> **Work to do**:
Copy out the lines that have "JSON" in them.

> **The input**:
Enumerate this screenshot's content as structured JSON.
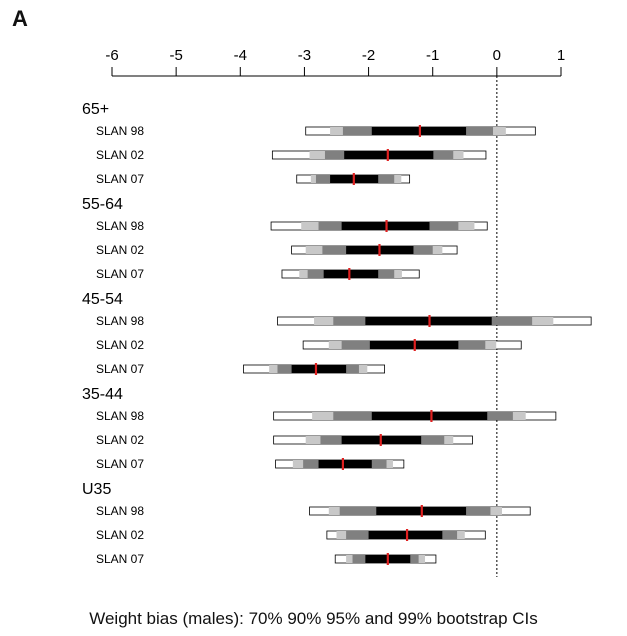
{
  "panel_label": "A",
  "caption": "Weight bias (males): 70% 90% 95% and 99% bootstrap CIs",
  "chart_data": {
    "type": "interval",
    "xlim": [
      -6,
      1
    ],
    "x_ticks": [
      -6,
      -5,
      -4,
      -3,
      -2,
      -1,
      0,
      1
    ],
    "x_tick_labels": [
      "-6",
      "-5",
      "-4",
      "-3",
      "-2",
      "-1",
      "0",
      "1"
    ],
    "reference_line": 0,
    "interval_levels": [
      "70%",
      "90%",
      "95%",
      "99%"
    ],
    "colors": {
      "ci70": "#000000",
      "ci90": "#808080",
      "ci95": "#c8c8c8",
      "ci99": "#ffffff",
      "estimate": "#e02020"
    },
    "groups": [
      {
        "name": "65+",
        "rows": [
          {
            "label": "SLAN 98",
            "estimate": -1.2,
            "ci70": [
              -1.95,
              -0.48
            ],
            "ci90": [
              -2.4,
              -0.06
            ],
            "ci95": [
              -2.6,
              0.14
            ],
            "ci99": [
              -2.98,
              0.6
            ]
          },
          {
            "label": "SLAN 02",
            "estimate": -1.7,
            "ci70": [
              -2.38,
              -0.99
            ],
            "ci90": [
              -2.68,
              -0.68
            ],
            "ci95": [
              -2.92,
              -0.52
            ],
            "ci99": [
              -3.5,
              -0.17
            ]
          },
          {
            "label": "SLAN 07",
            "estimate": -2.23,
            "ci70": [
              -2.6,
              -1.85
            ],
            "ci90": [
              -2.82,
              -1.6
            ],
            "ci95": [
              -2.9,
              -1.49
            ],
            "ci99": [
              -3.12,
              -1.36
            ]
          }
        ]
      },
      {
        "name": "55-64",
        "rows": [
          {
            "label": "SLAN 98",
            "estimate": -1.72,
            "ci70": [
              -2.42,
              -1.05
            ],
            "ci90": [
              -2.78,
              -0.6
            ],
            "ci95": [
              -3.05,
              -0.35
            ],
            "ci99": [
              -3.52,
              -0.15
            ]
          },
          {
            "label": "SLAN 02",
            "estimate": -1.83,
            "ci70": [
              -2.35,
              -1.3
            ],
            "ci90": [
              -2.72,
              -1.0
            ],
            "ci95": [
              -2.98,
              -0.85
            ],
            "ci99": [
              -3.2,
              -0.62
            ]
          },
          {
            "label": "SLAN 07",
            "estimate": -2.3,
            "ci70": [
              -2.7,
              -1.85
            ],
            "ci90": [
              -2.95,
              -1.6
            ],
            "ci95": [
              -3.08,
              -1.48
            ],
            "ci99": [
              -3.35,
              -1.21
            ]
          }
        ]
      },
      {
        "name": "45-54",
        "rows": [
          {
            "label": "SLAN 98",
            "estimate": -1.05,
            "ci70": [
              -2.05,
              -0.08
            ],
            "ci90": [
              -2.55,
              0.55
            ],
            "ci95": [
              -2.85,
              0.88
            ],
            "ci99": [
              -3.42,
              1.47
            ]
          },
          {
            "label": "SLAN 02",
            "estimate": -1.28,
            "ci70": [
              -1.98,
              -0.6
            ],
            "ci90": [
              -2.42,
              -0.18
            ],
            "ci95": [
              -2.62,
              -0.01
            ],
            "ci99": [
              -3.02,
              0.38
            ]
          },
          {
            "label": "SLAN 07",
            "estimate": -2.82,
            "ci70": [
              -3.2,
              -2.35
            ],
            "ci90": [
              -3.42,
              -2.15
            ],
            "ci95": [
              -3.55,
              -2.02
            ],
            "ci99": [
              -3.95,
              -1.75
            ]
          }
        ]
      },
      {
        "name": "35-44",
        "rows": [
          {
            "label": "SLAN 98",
            "estimate": -1.02,
            "ci70": [
              -1.95,
              -0.15
            ],
            "ci90": [
              -2.55,
              0.25
            ],
            "ci95": [
              -2.88,
              0.45
            ],
            "ci99": [
              -3.48,
              0.92
            ]
          },
          {
            "label": "SLAN 02",
            "estimate": -1.81,
            "ci70": [
              -2.42,
              -1.18
            ],
            "ci90": [
              -2.75,
              -0.82
            ],
            "ci95": [
              -2.98,
              -0.68
            ],
            "ci99": [
              -3.48,
              -0.38
            ]
          },
          {
            "label": "SLAN 07",
            "estimate": -2.4,
            "ci70": [
              -2.78,
              -1.95
            ],
            "ci90": [
              -3.02,
              -1.72
            ],
            "ci95": [
              -3.18,
              -1.62
            ],
            "ci99": [
              -3.45,
              -1.45
            ]
          }
        ]
      },
      {
        "name": "U35",
        "rows": [
          {
            "label": "SLAN 98",
            "estimate": -1.17,
            "ci70": [
              -1.88,
              -0.48
            ],
            "ci90": [
              -2.45,
              -0.1
            ],
            "ci95": [
              -2.62,
              0.08
            ],
            "ci99": [
              -2.92,
              0.52
            ]
          },
          {
            "label": "SLAN 02",
            "estimate": -1.4,
            "ci70": [
              -2.0,
              -0.85
            ],
            "ci90": [
              -2.35,
              -0.62
            ],
            "ci95": [
              -2.5,
              -0.5
            ],
            "ci99": [
              -2.65,
              -0.18
            ]
          },
          {
            "label": "SLAN 07",
            "estimate": -1.7,
            "ci70": [
              -2.05,
              -1.35
            ],
            "ci90": [
              -2.25,
              -1.22
            ],
            "ci95": [
              -2.35,
              -1.12
            ],
            "ci99": [
              -2.52,
              -0.95
            ]
          }
        ]
      }
    ]
  }
}
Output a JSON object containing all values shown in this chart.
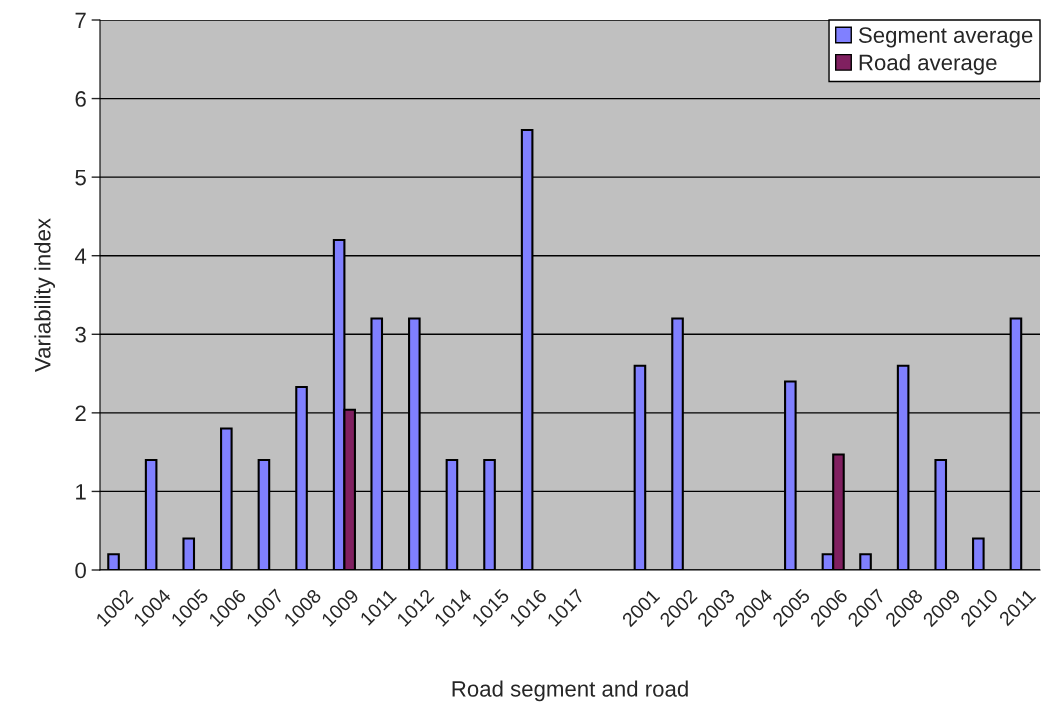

> **Result for this exercise**:
Enumerate this screenshot's content as structured JSON.
Output a JSON object containing all values shown in this chart.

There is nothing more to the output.